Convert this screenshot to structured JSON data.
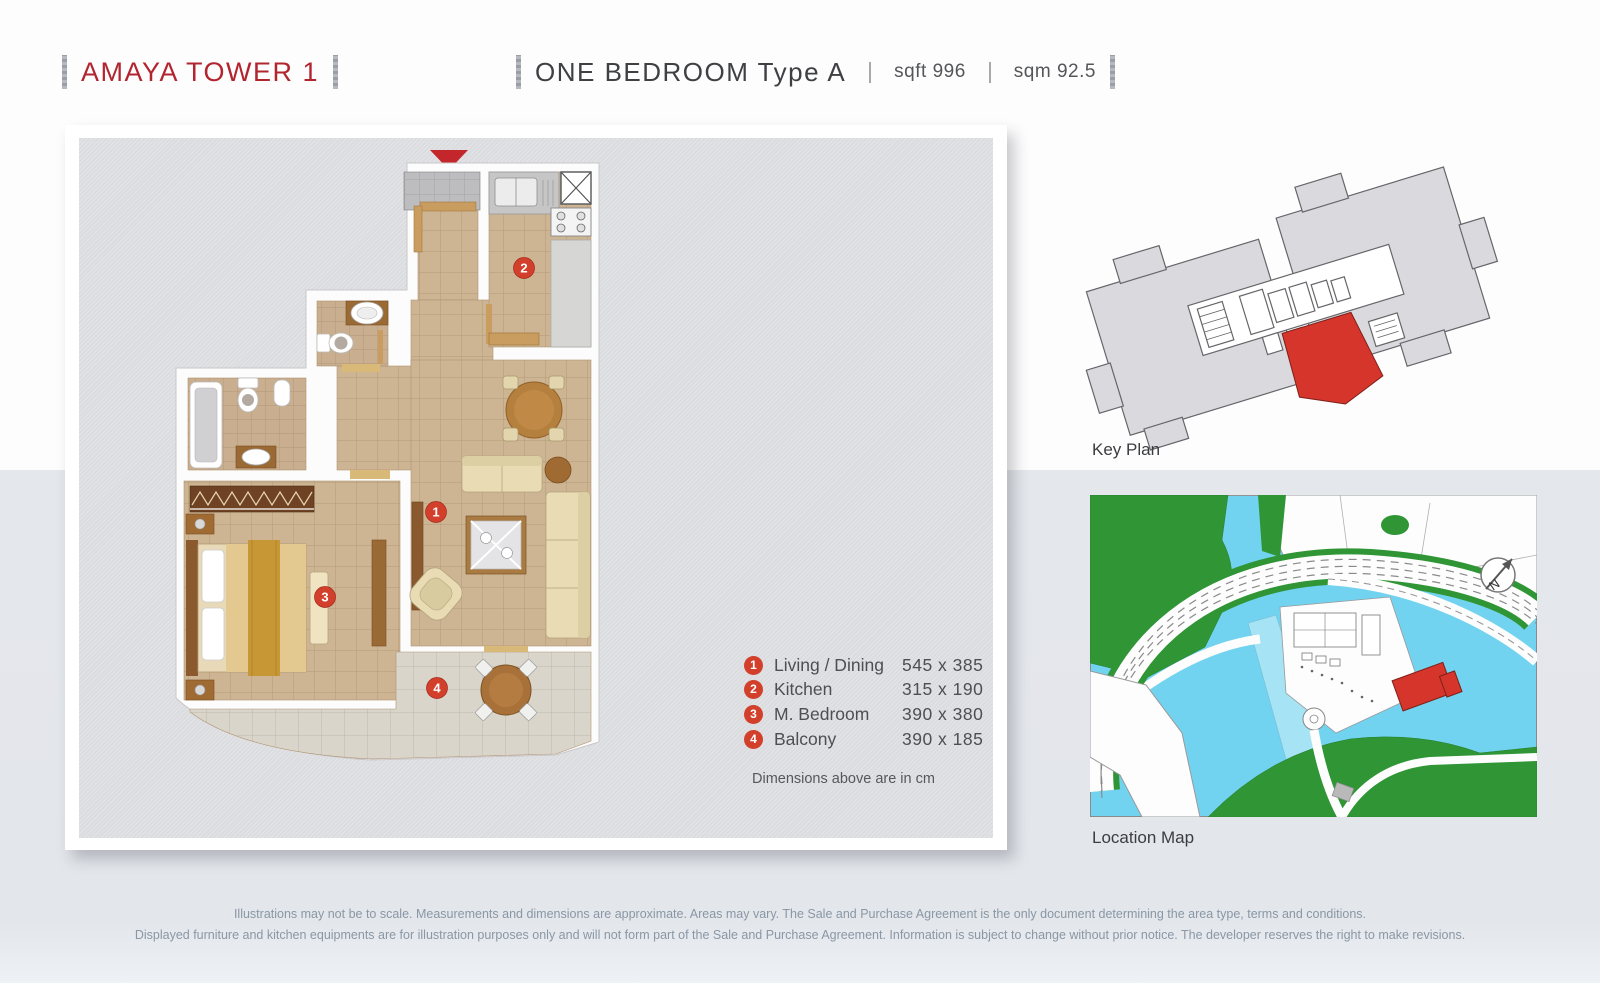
{
  "header": {
    "tower": "AMAYA TOWER 1",
    "unit_type": "ONE BEDROOM Type A",
    "area_sqft": "sqft 996",
    "area_sqm": "sqm 92.5"
  },
  "legend": {
    "items": [
      {
        "num": "1",
        "name": "Living / Dining",
        "dims": "545 x 385"
      },
      {
        "num": "2",
        "name": "Kitchen",
        "dims": "315 x 190"
      },
      {
        "num": "3",
        "name": "M. Bedroom",
        "dims": "390 x 380"
      },
      {
        "num": "4",
        "name": "Balcony",
        "dims": "390 x 185"
      }
    ],
    "note": "Dimensions above are in cm"
  },
  "key_plan": {
    "label": "Key Plan"
  },
  "location_map": {
    "label": "Location Map",
    "compass": "N"
  },
  "disclaimer": {
    "line1": "Illustrations may not be to scale.  Measurements and dimensions are approximate. Areas may vary. The Sale and Purchase Agreement is the only document determining the area type, terms and conditions.",
    "line2": "Displayed furniture and kitchen equipments are for illustration purposes only and will not form part of the Sale and Purchase Agreement. Information is subject to change without prior notice. The developer reserves the right to make revisions."
  },
  "colors": {
    "accent_red": "#b2252f",
    "marker_red": "#d2402c",
    "map_green": "#2f9535",
    "water_cyan": "#72d3f0",
    "highlight_red": "#d6352b"
  }
}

THE EXERCISE:
Pictures in the data above should not be copied; transcribe everything else exactly.

EXPECTED ANSWER:
Convert this screenshot to structured JSON data.
{
  "header": {
    "tower": "AMAYA TOWER 1",
    "unit_type": "ONE BEDROOM Type A",
    "area_sqft": "sqft 996",
    "area_sqm": "sqm 92.5"
  },
  "legend": {
    "items": [
      {
        "num": "1",
        "name": "Living / Dining",
        "dims": "545 x 385"
      },
      {
        "num": "2",
        "name": "Kitchen",
        "dims": "315 x 190"
      },
      {
        "num": "3",
        "name": "M. Bedroom",
        "dims": "390 x 380"
      },
      {
        "num": "4",
        "name": "Balcony",
        "dims": "390 x 185"
      }
    ],
    "note": "Dimensions above are in cm"
  },
  "key_plan": {
    "label": "Key Plan"
  },
  "location_map": {
    "label": "Location Map",
    "compass": "N"
  },
  "disclaimer": {
    "line1": "Illustrations may not be to scale.  Measurements and dimensions are approximate. Areas may vary. The Sale and Purchase Agreement is the only document determining the area type, terms and conditions.",
    "line2": "Displayed furniture and kitchen equipments are for illustration purposes only and will not form part of the Sale and Purchase Agreement. Information is subject to change without prior notice. The developer reserves the right to make revisions."
  },
  "colors": {
    "accent_red": "#b2252f",
    "marker_red": "#d2402c",
    "map_green": "#2f9535",
    "water_cyan": "#72d3f0",
    "highlight_red": "#d6352b"
  }
}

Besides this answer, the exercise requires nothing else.